*CHALLENGE*
From the entries below, list each line with "path".

*INFORMATION PROVIDED*
------------------------------------

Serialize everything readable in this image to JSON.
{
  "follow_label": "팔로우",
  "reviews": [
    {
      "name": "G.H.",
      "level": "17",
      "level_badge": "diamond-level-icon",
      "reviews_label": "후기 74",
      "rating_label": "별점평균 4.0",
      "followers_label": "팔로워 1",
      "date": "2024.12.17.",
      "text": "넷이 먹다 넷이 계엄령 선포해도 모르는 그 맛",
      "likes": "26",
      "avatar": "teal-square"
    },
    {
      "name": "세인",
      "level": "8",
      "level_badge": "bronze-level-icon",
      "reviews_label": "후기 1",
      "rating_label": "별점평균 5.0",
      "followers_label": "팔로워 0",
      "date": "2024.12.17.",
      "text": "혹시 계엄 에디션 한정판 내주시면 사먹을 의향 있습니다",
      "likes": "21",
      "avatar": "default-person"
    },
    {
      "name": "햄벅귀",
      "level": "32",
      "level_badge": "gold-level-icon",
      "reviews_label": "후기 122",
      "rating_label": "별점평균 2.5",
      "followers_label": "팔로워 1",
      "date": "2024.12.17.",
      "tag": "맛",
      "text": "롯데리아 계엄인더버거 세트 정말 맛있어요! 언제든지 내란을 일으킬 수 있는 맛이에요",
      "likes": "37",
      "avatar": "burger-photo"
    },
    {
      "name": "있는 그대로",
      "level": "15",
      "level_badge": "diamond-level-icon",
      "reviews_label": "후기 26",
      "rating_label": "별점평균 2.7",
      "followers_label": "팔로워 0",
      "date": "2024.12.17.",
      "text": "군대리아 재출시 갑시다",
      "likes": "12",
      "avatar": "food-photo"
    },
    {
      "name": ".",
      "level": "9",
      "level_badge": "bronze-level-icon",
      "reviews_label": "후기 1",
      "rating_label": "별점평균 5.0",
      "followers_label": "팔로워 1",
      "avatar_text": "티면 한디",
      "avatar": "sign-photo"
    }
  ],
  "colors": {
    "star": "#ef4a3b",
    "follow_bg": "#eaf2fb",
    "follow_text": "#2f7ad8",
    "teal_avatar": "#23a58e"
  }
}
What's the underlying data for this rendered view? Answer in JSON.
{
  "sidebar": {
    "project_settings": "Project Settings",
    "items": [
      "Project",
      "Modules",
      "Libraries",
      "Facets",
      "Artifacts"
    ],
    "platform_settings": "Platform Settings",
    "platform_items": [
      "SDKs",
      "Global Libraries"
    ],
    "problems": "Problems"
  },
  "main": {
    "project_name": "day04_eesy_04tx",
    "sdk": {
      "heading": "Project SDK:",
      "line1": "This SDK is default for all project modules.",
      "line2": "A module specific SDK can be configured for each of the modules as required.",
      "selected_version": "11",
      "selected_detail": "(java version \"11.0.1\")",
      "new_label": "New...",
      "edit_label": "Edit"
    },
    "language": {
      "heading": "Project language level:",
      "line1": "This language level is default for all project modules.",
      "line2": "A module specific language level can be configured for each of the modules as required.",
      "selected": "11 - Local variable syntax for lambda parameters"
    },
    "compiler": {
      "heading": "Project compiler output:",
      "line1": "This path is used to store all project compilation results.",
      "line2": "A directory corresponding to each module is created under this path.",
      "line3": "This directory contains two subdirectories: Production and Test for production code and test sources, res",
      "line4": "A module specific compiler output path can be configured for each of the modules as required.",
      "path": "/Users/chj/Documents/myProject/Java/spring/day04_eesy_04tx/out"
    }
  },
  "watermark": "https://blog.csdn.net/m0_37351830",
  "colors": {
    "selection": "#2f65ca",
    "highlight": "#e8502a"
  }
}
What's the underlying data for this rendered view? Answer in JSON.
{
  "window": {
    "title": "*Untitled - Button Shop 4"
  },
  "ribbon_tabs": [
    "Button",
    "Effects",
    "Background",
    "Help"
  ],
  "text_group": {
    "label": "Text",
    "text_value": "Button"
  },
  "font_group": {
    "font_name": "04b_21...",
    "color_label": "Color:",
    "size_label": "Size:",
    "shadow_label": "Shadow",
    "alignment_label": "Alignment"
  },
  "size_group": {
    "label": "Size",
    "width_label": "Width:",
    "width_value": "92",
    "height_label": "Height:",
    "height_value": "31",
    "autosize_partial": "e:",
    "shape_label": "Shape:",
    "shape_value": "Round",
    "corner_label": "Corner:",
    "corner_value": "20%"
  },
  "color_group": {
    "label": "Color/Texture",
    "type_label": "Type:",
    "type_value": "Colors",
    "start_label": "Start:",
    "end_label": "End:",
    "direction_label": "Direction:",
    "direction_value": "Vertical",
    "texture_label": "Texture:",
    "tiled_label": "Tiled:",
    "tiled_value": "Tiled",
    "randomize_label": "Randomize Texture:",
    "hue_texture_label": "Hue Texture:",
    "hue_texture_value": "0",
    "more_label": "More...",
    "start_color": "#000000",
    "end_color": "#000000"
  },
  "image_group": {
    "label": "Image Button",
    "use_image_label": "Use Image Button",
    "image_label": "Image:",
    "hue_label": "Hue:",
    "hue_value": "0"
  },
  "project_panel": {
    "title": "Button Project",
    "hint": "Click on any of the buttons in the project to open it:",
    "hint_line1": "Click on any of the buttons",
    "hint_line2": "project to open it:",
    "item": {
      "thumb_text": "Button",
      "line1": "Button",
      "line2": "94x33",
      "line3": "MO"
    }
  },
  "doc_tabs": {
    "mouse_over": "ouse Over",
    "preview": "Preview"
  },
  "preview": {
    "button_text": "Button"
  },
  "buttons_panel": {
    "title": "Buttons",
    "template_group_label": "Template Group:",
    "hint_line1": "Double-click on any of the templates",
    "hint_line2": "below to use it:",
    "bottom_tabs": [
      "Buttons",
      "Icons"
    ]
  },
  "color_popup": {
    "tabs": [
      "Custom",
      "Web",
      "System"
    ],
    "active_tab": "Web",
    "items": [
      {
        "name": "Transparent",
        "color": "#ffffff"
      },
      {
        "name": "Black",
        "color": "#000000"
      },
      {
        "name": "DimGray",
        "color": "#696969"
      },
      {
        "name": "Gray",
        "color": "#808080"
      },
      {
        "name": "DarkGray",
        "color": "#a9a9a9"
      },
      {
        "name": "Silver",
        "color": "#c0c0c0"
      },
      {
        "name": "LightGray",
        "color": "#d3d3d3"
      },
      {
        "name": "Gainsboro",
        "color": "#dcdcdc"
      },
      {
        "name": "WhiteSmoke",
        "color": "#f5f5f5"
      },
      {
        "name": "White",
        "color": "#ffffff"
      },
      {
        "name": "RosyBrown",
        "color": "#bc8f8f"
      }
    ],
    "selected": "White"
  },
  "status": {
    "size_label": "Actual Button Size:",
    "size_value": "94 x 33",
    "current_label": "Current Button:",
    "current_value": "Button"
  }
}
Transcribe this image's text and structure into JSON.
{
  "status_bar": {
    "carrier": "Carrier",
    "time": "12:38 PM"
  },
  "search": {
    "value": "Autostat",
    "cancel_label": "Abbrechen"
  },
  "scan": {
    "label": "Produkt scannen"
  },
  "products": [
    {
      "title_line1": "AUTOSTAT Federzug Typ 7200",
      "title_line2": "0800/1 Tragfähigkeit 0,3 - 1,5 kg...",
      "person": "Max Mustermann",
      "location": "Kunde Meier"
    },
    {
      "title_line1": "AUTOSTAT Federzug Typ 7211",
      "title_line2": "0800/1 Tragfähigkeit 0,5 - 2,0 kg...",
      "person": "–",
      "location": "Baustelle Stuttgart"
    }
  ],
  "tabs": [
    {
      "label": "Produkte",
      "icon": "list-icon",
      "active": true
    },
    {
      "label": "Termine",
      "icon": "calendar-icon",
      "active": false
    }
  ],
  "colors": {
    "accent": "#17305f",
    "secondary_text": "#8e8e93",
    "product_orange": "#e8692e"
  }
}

------------------------------------

*TASK OUTPUT*
      "line1": "This path is used to store all project compilation results.",
      "line2": "A directory corresponding to each module is created under this path.",
      "line4": "A module specific compiler output path can be configured for each of the modules as required.",
      "path": "/Users/chj/Documents/myProject/Java/spring/day04_eesy_04tx/out"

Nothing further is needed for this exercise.